--- Start of GIVEN ENTRIES ---

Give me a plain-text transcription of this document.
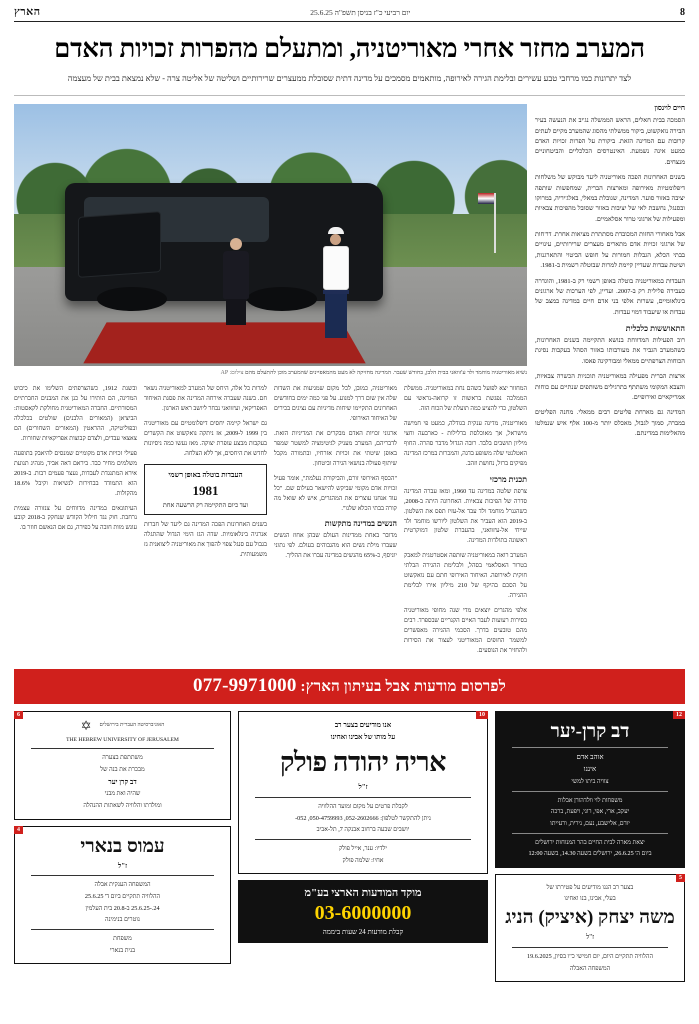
8
יום רביעי כ"ז בניסן תשפ"ה 25.6.25
הארץ
המערב מחזר אחרי מאוריטניה, ומתעלם מהפרות זכויות האדם
לצד יתרונות כמו מרחבי טבע עשירים ובלימת הגירה לאירופה, מותאמים מסמכים על מדינה דתית שסובלת ממעצרים שרירותיים ושליטה של אליטה צרה - שלא נמצאת בבית של מעצמה
חיים לוינסון

הסמכה בבית חאלים, הראש הממשלה נג'יב את הנעשה בעיר הבירה נואקשוט, ביקור ממשלתי מהסוג שהמערב מקיים לעתים קרובות עם המדינה הזאת. ביקורת על הפרות זכויות האדם כמעט אינה נשמעת. האינטרסים הכלכליים והביטחוניים מנצחים.

בשנים האחרונות הפכה מאוריטניה ליעד מבוקש של משלחות דיפלומטיות מאירופה ומארצות הברית, שמחפשות שותפה יציבה באזור סוער. המדינה, שגובלת במאלי, באלג'יריה, במרוקו ובסנגל, נחשבת לאי של יציבות באזור שסובל מהפיכות צבאיות ומפעילות של ארגוני טרור אסלאמיים.

אבל מאחורי החזות המכובדת מסתתרת מציאות אחרת. דו"חות של ארגוני זכויות אדם מתארים מעצרים שרירותיים, עינויים בבתי הכלא, הגבלות חמורות על חופש הביטוי והתארגנות, ושיטת עבדות שעדיין קיימת למרות שבוטלה רשמית ב-1981.

העבדות במאוריטניה בוטלה באופן רשמי רק ב-1981, והוגדרה כעבירה פלילית רק ב-2007. ועדיין, לפי הערכות של ארגונים בינלאומיים, עשרות אלפי בני אדם חיים במדינה במצב של עבדות או שיעבוד דמוי עבדות.

התאוששות כלכלית

רוב הפעילות המדווחת בנושא התקיימה בשנים האחרונות, כשהמערב הגביר את מעורבותו באזור הסהל בעקבות נסיגת הכוחות הצרפתיים ממאלי ומבורקינה פאסו.

ארצות הברית מפעילה במאוריטניה תוכניות הכשרה צבאיות, והצבא המקומי משתתף בתרגילים משותפים שנתיים עם כוחות אמריקאיים ואירופיים.

המדינה גם מארחת פליטים רבים ממאלי. מחנה הפליטים במברה, סמוך לגבול, מאכלס יותר מ-100 אלף איש שנמלטו מהאלימות במדינתם.

נשיא מאוריטניה מוחמד ולד ע'זוואני בבית הלבן, בחודש שעבר. המדינה מחזיקה לא מעט מהמאפיינים שהמערב מוכן להתעלם מהם צילום: AP

המחזור יצא לפועל כשהם נחת במאוריטניה. ממשלת הממלכה נפגשת בראשות זו קרואה-נראשי עם השלטון, כדי להציע כמה תועלת של הכוח הזה.

מאוריטניה, מדינה ענקית בגודלה, כמעט פי חמישה מישראל, אך מאוכלסת בדלילות - כארבעה וחצי מיליון תושבים בלבד. רובה הגדול מדבר סהרה. החוף האטלנטי שלה משופע בדגה, והמכרות במרכז המדינה מפיקים ברזל, נחושת וזהב.

תכנית מרכזי

צרפת שלטה במדינה עד 1960, ומאז עברה המדינה סדרה של הפיכות צבאיות. האחרונה היתה ב-2008, כשהגנרל מוחמד ולד עבד אל-עזיז תפס את השלטון. ב-2019 הוא העביר את השלטון ליורשו מוחמד ולד שייח' אל-ע'זוואני, בהעברת שלטון דמוקרטית ראשונה בתולדות המדינה.

המערב רואה במאוריטניה שותפה אסטרטגית למאבק בטרור האסלאמי בסהל, ולבלימת ההגירה הבלתי חוקית לאירופה. האיחוד האירופי חתם עם נואקשוט על הסכם בהיקף של 210 מיליון אירו לבלימת ההגירה.

אלפי מהגרים יוצאים מדי שנה מחופי מאוריטניה בסירות רעועות לעבר האיים הקנריים שבספרד. רבים מהם טובעים בדרך. הסכמי ההגירה מאפשרים למשמר החופים המאוריטני לעצור את הסירות ולהחזיר את הנוסעים.

מאוריטניה, כמובן, לכל מקום שמגיעות את השדות שלה אין שום דרך למנוע. על פני כמה ימים בחודשים האחרונים התקיימו שיחות מדיניות עם נציגים בכירים של האיחוד האירופי.

ארגוני זכויות האדם מבקרים את המדיניות הזאת. לדבריהם, המערב מעניק לגיטימציה למשטר שמפר באופן שיטתי את זכויות אזרחיו, ובתמורה מקבל שיתוף פעולה בנושאי הגירה וביטחון.

"הכסף האירופי זורם, והביקורת נעלמת", אומר פעיל זכויות אדם מקומי שביקש להישאר בעילום שם. "כל עוד אנחנו עוצרים את המהגרים, איש לא שואל מה קורה בבתי הכלא שלנו".

הנשים במדינה מתקשות

מדובר באחת ממדינות העולם שבהן אחוז הנשים שעברו מילת נשים הוא מהגבוהים בעולם. לפי נתוני יוניסף, כ-65% מהנשים במדינה עברו את ההליך.

למרות כל אלה, היחס של המערב למאוריטניה נשאר חם. בשנה שעברה אירחה המדינה את פסגת האיחוד האפריקאי, וע'זוואני נבחר ליושב ראש הארגון.

גם ישראל קיימה יחסים דיפלומטיים עם מאוריטניה בין 1999 ל-2009, אז ניתקה נואקשוט את הקשרים בעקבות מבצע עופרת יצוקה. מאז נעשו כמה ניסיונות לחדש את היחסים, אך ללא הצלחה.

העבדות בוטלה באופן רשמי
1981
ועד כיום התקיימה רק הרשעה אחת

בשנים האחרונות הפכה המדינה גם ליעד של חברות אנרגיה בינלאומיות. שדה הגז הימי הגדול שהתגלה בגבול עם סנגל צפוי להפוך את מאוריטניה ליצואנית גז משמעותית.

ובשנת 1912, כשהצרפתים השלימו את כיבוש המדינה, הם הותירו על כנן את המבנים החברתיים המסורתיים. החברה המאוריטנית מחולקת לקאסטות: הביצ'אן (המאורים הלבנים) שולטים בכלכלה ובפוליטיקה, ההראטין (המאורים השחורים) הם צאצאי עבדים, ולצדם קבוצות אפריקאיות שחורות.

פעילי זכויות אדם מקומיים שמנסים להיאבק בתופעה משלמים מחיר כבד. ביראם דאה אביד, מנהיג תנועת אירא המתנגדת לעבדות, נעצר פעמים רבות. ב-2019 הוא התמודד בבחירות לנשיאות וקיבל 18.6% מהקולות.

העיתונאים במדינה מדווחים על צנזורה עצמית נרחבת. חוק נגד חילול הקודש שנחקק ב-2018 קובע עונש מוות חובה על כפירה, גם אם הנאשם חוזר בו.

לפרסום מודעות אבל בעיתון הארץ: 077-9971000
12
דב קרן-יער
אוהב אדם
איננו
צוויה ביתו למשי
משפחות לוי וולדהורן אבלות
יעקב, ארי, אפי, רוני, ויפעת, ברכה
יורם, אלישבע, נעם, נירית, ורעייתו
יצאת מארה לבית החיים בהר המנוחות ירושלים
ביום ה' 26.6.25, ירושלים בשעה 14.30, בשעה 12:00
5
בצער רב הננו מודיעים על פטירתו של
בעלי, אבינו, בנו ואחינו
משה יצחק (איציק) הניג
ז"ל
ההלוויה תתקיים היום, יום חמישי כ"ו בסיון, 19.6.2025
המשפחה האבלה
10
אנו מודיעים בצער רב
על מותו של אבינו ואחינו
אריה יהודה פולק
ז"ל
לקבלת פרטים על מקום ומועד ההלוויה
ניתן להתקשר לטלפון: 052-2602666, 050-4759993, 052-
יושבים שבעה ברחוב אבנקה 7, תל-אביב
ילדיו: ענר, אייל פולק
אחיו: שלמה פולק
מוקד המודעות הארצי בע"מ
03-6000000
קבלת מודעות 24 שעות ביממה
6
האוניברסיטה העברית בירושלים
✡
THE HEBREW UNIVERSITY OF JERUSALEM
משתתפת בצערה
מבכרת את בנה של
דב קרן יער
שהיה ואת מבני
ומולדתו והלוויה לשאתות ההנהלה
4
עמוס בנארי
ז"ל
המשפחה הענקית אבלה
ההלוויה תתקיים ביום ד' 25.6.25
24.-25.6.25 ב-20.8 בית העלמין
נוטרים בנימינה
משפחת
בנית בנארי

--- End of GIVEN ENTRIES ---

# WHAT IS NEEDED
Of the lines in the listing, how many hold the word "מודיעים"? Nothing but the number is needed.

# WRITTEN ANSWER
2